** Problem description **
Reproduce each line of the items below word for word, omitting the pictures.

Data drawn from a collection:
########################################

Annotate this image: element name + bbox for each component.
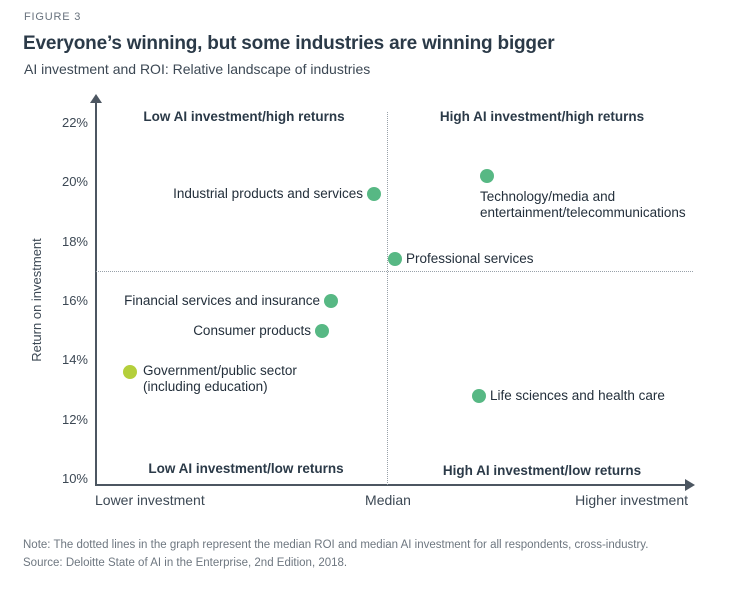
y-tick-label: 12%: [61, 411, 88, 427]
y-tick-label: 10%: [61, 471, 88, 486]
point-dot: [315, 324, 329, 338]
page-subtitle: AI investment and ROI: Relative landscap…: [24, 61, 371, 77]
y-tick-label: 16%: [61, 292, 88, 308]
note-text: Note: The dotted lines in the graph repr…: [23, 539, 649, 551]
point-dot: [324, 294, 338, 308]
y-axis-line: [95, 102, 97, 486]
point-label: Technology/media and entertainment/telec…: [480, 189, 686, 221]
y-tick-label: 22%: [61, 114, 88, 130]
point-dot: [472, 389, 486, 403]
point-dot: [123, 365, 137, 379]
point-dot: [388, 252, 402, 266]
point-dot: [480, 169, 494, 183]
quadrant-label-top-right: High AI investment/high returns: [439, 109, 645, 124]
y-tick-label: 14%: [61, 352, 88, 368]
quadrant-label-top-left: Low AI investment/high returns: [143, 109, 345, 124]
source-text: Source: Deloitte State of AI in the Ente…: [23, 557, 348, 569]
point-label: Life sciences and health care: [490, 387, 665, 403]
x-axis-label-higher: Higher investment: [575, 492, 688, 508]
point-dot: [367, 187, 381, 201]
point-label: Consumer products: [193, 322, 311, 338]
page-title: Everyone’s winning, but some industries …: [23, 33, 555, 54]
point-label: Government/public sector (including educ…: [143, 363, 297, 395]
x-axis-label-lower: Lower investment: [95, 492, 205, 508]
point-label: Industrial products and services: [173, 185, 363, 201]
quadrant-label-bottom-left: Low AI investment/low returns: [148, 461, 344, 476]
y-tick-label: 20%: [61, 174, 88, 190]
figure-label: FIGURE 3: [24, 11, 82, 23]
y-tick-label: 18%: [61, 233, 88, 249]
quadrant-label-bottom-right: High AI investment/low returns: [442, 463, 642, 478]
y-axis-arrow-icon: [90, 94, 102, 103]
median-investment-line: [387, 112, 388, 485]
x-axis-line: [95, 484, 687, 486]
point-label: Financial services and insurance: [124, 292, 320, 308]
x-axis-arrow-icon: [685, 479, 695, 491]
point-label: Professional services: [406, 250, 534, 266]
median-roi-line: [96, 271, 693, 272]
x-axis-label-median: Median: [365, 492, 411, 508]
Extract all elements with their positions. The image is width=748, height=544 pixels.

########################################

** Exercise response **
Annotate this image: element name + bbox for each component.
y-tick-label: 12%: [61, 411, 88, 427]
y-tick-label: 10%: [61, 471, 88, 486]
point-dot: [315, 324, 329, 338]
page-subtitle: AI investment and ROI: Relative landscap…: [24, 61, 371, 77]
y-tick-label: 16%: [61, 292, 88, 308]
note-text: Note: The dotted lines in the graph repr…: [23, 539, 649, 551]
point-dot: [324, 294, 338, 308]
y-axis-line: [95, 102, 97, 486]
point-label: Technology/media and entertainment/telec…: [480, 189, 686, 221]
y-tick-label: 22%: [61, 114, 88, 130]
point-dot: [472, 389, 486, 403]
point-dot: [123, 365, 137, 379]
point-dot: [388, 252, 402, 266]
point-dot: [480, 169, 494, 183]
quadrant-label-top-right: High AI investment/high returns: [439, 109, 645, 124]
y-tick-label: 14%: [61, 352, 88, 368]
quadrant-label-top-left: Low AI investment/high returns: [143, 109, 345, 124]
source-text: Source: Deloitte State of AI in the Ente…: [23, 557, 348, 569]
point-label: Life sciences and health care: [490, 387, 665, 403]
x-axis-label-higher: Higher investment: [575, 492, 688, 508]
point-dot: [367, 187, 381, 201]
point-label: Consumer products: [193, 322, 311, 338]
page-title: Everyone’s winning, but some industries …: [23, 33, 555, 54]
point-label: Government/public sector (including educ…: [143, 363, 297, 395]
x-axis-label-lower: Lower investment: [95, 492, 205, 508]
point-label: Industrial products and services: [173, 185, 363, 201]
quadrant-label-bottom-left: Low AI investment/low returns: [148, 461, 344, 476]
y-tick-label: 20%: [61, 174, 88, 190]
figure-label: FIGURE 3: [24, 11, 82, 23]
y-tick-label: 18%: [61, 233, 88, 249]
quadrant-label-bottom-right: High AI investment/low returns: [442, 463, 642, 478]
y-axis-arrow-icon: [90, 94, 102, 103]
median-investment-line: [387, 112, 388, 485]
x-axis-line: [95, 484, 687, 486]
point-label: Financial services and insurance: [124, 292, 320, 308]
x-axis-arrow-icon: [685, 479, 695, 491]
point-label: Professional services: [406, 250, 534, 266]
median-roi-line: [96, 271, 693, 272]
x-axis-label-median: Median: [365, 492, 411, 508]
Extract all elements with their positions. The image is width=748, height=544 pixels.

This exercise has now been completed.